*Fragmento seleccionado*.
++++++++
Italia y los demócratas que no amaban la democracia

Jorge Tamames
 |  30 de mayo de 2018

Dos noticias que se entienden mejor juntas. La primera es un estudio de David Adler, publicado recientemente en The New York Times. Agregando estudios de opinión pública, Adler ha llegado a una conclusión aparentemente desconcertante. Contra la narrativa que presenta a partidos “populistas” de izquierda y derecha como una amenaza a la democracia representativa, son precisamente los votantes centristas o moderados los que muestran una actitud más escéptica hacia instituciones y procesos esenciales de cualquier democracia, incluida la propia deseabilidad de este sistema de gobierno. La democracia liberal, teóricamente amenazada desde los extremos, se vería erosionada desde un centro que se proclama demócrata pero se comporta de manera elitista.
++++++++
*Objetivo*.
Reproduce íntegro el fragmento seleccionado, sin alterar ninguna palabra.

*Extracto de la fuente*.
++++++++
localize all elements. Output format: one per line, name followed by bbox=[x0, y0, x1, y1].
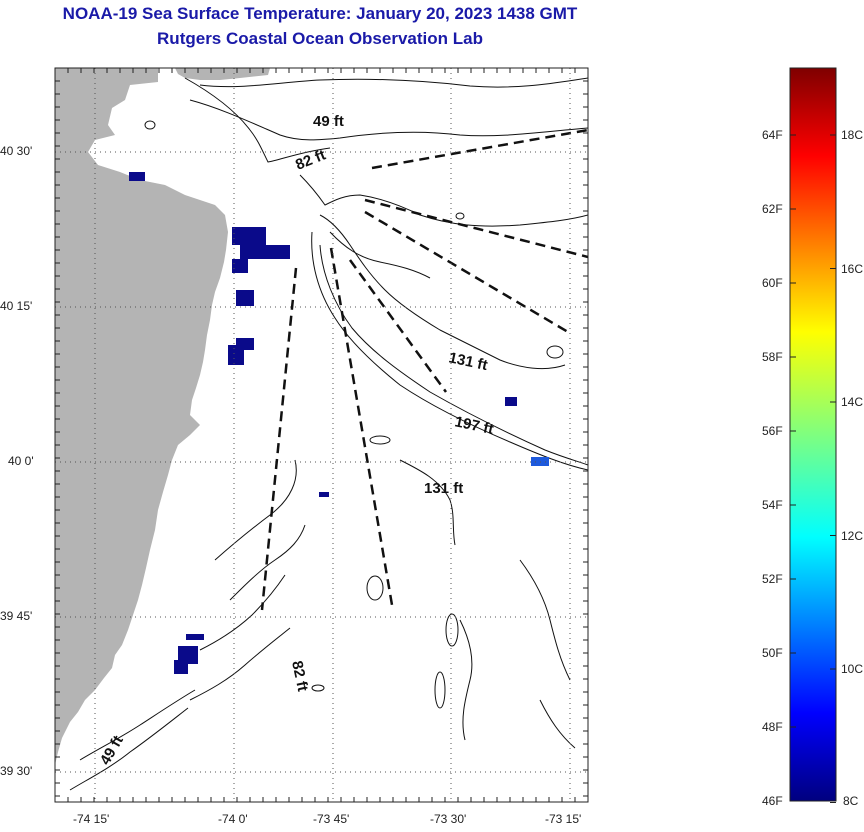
++++++++
*Respuesta*.
Italia y los demócratas que no amaban la democracia

Jorge Tamames
 |  30 de mayo de 2018

Dos noticias que se entienden mejor juntas. La primera es un estudio de David Adler, publicado recientemente en The New York Times. Agregando estudios de opinión pública, Adler ha llegado a una conclusión aparentemente desconcertante. Contra la narrativa que presenta a partidos “populistas” de izquierda y derecha como una amenaza a la democracia representativa, son precisamente los votantes centristas o moderados los que muestran una actitud más escéptica hacia instituciones y procesos esenciales de cualquier democracia, incluida la propia deseabilidad de este sistema de gobierno. La democracia liberal, teóricamente amenazada desde los extremos, se vería erosionada desde un centro que se proclama demócrata pero se comporta de manera elitista.